***** Records

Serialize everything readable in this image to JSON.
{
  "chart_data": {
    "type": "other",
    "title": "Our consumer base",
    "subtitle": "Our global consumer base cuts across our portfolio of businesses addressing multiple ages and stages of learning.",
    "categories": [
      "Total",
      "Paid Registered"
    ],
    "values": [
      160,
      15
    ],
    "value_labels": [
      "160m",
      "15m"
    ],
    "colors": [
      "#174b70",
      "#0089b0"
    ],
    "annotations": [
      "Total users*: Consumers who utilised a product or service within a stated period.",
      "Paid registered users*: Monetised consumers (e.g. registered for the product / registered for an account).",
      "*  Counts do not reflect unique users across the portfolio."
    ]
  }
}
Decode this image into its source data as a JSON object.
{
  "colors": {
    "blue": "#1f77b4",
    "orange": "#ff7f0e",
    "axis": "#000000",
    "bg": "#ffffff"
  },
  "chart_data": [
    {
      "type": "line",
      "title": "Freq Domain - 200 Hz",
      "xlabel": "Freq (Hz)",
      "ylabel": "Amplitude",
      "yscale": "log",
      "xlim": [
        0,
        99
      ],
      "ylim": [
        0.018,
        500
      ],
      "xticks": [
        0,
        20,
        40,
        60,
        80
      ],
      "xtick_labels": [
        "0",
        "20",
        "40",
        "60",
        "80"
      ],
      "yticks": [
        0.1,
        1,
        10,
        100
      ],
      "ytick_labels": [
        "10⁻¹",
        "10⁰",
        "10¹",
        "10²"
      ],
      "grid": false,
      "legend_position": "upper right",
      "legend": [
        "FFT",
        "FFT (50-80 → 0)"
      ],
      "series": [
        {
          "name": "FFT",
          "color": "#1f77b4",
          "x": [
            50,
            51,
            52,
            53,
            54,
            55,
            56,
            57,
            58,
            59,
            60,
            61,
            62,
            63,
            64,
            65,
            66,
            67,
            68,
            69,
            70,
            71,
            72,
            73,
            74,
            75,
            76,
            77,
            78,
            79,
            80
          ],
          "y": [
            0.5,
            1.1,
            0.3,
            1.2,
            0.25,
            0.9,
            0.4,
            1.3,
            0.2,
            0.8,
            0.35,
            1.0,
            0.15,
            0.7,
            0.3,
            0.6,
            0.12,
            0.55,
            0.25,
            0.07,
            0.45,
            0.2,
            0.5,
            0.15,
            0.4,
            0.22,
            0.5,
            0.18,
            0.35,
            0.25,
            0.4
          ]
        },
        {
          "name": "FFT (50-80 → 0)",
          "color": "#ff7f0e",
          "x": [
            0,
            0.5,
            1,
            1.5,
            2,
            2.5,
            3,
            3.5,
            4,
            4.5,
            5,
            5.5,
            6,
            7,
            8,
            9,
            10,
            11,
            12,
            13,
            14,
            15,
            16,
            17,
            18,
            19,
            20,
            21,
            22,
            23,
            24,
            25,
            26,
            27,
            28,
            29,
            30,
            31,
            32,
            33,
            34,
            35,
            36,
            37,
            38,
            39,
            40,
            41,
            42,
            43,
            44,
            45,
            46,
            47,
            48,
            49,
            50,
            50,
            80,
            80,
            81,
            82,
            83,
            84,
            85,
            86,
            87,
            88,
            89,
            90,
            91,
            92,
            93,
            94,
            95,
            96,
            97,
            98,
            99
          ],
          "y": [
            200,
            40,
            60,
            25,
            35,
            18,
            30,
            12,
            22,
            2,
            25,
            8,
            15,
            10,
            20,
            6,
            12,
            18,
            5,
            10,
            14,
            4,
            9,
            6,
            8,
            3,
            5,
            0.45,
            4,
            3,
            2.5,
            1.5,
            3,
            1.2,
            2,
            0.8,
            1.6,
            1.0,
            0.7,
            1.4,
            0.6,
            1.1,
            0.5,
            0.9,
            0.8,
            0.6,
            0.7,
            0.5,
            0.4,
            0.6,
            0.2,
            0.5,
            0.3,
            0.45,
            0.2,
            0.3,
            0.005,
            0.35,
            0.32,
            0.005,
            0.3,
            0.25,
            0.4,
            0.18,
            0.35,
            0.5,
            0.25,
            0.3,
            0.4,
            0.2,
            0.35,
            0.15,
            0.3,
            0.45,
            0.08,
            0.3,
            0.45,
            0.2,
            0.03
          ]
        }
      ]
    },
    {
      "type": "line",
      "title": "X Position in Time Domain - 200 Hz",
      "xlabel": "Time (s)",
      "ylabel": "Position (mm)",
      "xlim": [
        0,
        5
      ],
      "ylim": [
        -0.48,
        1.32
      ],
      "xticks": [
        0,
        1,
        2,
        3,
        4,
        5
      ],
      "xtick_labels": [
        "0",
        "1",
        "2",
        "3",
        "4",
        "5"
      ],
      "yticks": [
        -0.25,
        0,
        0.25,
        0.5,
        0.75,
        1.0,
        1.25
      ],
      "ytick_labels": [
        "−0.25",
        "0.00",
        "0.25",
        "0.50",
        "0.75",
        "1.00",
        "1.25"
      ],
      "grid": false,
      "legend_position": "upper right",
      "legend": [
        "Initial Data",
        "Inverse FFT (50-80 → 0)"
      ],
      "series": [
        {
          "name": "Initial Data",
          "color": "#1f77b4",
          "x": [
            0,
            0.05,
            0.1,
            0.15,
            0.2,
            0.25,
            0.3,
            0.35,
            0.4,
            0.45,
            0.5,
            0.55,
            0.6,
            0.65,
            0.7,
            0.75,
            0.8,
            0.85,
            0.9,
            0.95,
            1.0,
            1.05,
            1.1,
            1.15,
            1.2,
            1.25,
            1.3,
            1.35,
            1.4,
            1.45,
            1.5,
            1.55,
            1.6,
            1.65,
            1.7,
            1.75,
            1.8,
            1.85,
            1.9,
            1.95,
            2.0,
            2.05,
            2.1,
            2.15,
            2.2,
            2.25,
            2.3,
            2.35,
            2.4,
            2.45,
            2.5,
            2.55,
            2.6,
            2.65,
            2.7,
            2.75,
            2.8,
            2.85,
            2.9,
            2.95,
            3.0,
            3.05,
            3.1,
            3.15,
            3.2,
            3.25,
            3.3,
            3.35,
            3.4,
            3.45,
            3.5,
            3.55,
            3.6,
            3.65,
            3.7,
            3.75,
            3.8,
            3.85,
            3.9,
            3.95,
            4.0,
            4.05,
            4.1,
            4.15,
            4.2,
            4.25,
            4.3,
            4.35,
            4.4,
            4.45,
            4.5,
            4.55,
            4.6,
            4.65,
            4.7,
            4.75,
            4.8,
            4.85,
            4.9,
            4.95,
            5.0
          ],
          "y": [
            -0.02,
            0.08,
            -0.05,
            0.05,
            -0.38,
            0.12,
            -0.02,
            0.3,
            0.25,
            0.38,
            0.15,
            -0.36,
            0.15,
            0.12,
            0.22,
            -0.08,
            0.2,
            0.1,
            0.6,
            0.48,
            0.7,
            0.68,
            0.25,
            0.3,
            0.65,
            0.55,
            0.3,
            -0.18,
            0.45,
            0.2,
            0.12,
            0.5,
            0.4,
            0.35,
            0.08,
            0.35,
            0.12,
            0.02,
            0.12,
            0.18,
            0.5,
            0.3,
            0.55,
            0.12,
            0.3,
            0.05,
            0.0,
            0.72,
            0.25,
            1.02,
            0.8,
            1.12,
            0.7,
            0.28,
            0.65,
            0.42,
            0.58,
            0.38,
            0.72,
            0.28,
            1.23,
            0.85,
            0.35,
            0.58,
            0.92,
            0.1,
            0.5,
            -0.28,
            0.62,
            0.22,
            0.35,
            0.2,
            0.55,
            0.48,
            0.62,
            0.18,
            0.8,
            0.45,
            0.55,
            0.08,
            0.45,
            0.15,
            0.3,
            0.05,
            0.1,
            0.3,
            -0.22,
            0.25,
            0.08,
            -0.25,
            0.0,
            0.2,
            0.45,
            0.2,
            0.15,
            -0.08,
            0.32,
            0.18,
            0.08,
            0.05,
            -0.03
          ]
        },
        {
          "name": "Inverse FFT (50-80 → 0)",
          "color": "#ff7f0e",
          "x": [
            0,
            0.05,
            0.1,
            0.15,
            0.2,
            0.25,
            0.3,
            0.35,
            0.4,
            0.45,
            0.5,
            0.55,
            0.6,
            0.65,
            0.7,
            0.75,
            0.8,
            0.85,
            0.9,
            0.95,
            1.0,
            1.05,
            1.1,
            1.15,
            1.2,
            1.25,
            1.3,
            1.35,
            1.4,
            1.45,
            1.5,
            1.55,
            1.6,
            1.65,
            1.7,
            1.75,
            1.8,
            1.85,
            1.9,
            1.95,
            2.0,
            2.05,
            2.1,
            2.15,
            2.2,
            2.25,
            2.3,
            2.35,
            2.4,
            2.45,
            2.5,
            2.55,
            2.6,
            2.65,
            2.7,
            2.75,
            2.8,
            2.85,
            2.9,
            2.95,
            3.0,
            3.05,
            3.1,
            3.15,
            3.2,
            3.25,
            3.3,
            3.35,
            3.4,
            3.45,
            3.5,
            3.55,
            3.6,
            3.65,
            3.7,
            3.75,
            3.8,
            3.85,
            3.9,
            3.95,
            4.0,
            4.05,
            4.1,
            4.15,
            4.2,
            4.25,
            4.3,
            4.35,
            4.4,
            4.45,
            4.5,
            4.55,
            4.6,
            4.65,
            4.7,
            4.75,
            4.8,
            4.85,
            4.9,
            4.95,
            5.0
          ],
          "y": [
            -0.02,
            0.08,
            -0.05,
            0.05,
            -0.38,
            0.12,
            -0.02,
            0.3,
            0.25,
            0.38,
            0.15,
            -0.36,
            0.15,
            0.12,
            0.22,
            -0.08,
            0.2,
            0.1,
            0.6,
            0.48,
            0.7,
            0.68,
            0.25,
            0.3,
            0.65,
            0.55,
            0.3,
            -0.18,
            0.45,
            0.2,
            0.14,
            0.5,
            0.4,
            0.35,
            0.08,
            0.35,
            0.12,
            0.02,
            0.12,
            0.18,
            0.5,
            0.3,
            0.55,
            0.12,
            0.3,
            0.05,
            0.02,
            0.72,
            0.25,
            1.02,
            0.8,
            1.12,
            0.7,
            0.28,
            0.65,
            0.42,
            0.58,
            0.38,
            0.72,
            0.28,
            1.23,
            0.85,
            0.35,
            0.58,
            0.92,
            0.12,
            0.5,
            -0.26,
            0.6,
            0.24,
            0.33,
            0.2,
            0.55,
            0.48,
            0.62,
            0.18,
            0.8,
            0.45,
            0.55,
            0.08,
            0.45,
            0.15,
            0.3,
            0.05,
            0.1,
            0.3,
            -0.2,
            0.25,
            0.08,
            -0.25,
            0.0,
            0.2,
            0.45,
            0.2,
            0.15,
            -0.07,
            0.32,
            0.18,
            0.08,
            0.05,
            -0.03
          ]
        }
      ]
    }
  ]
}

**********

* **Stated exercise**: Extract every line from the records above that contains the word "users".

* **Response**:
      "Total users*: Consumers who utilised a product or service within a stated period.",
      "Paid registered users*: Monetised consumers (e.g. registered for the product / registered for an account).",
      "*  Counts do not reflect unique users across the portfolio."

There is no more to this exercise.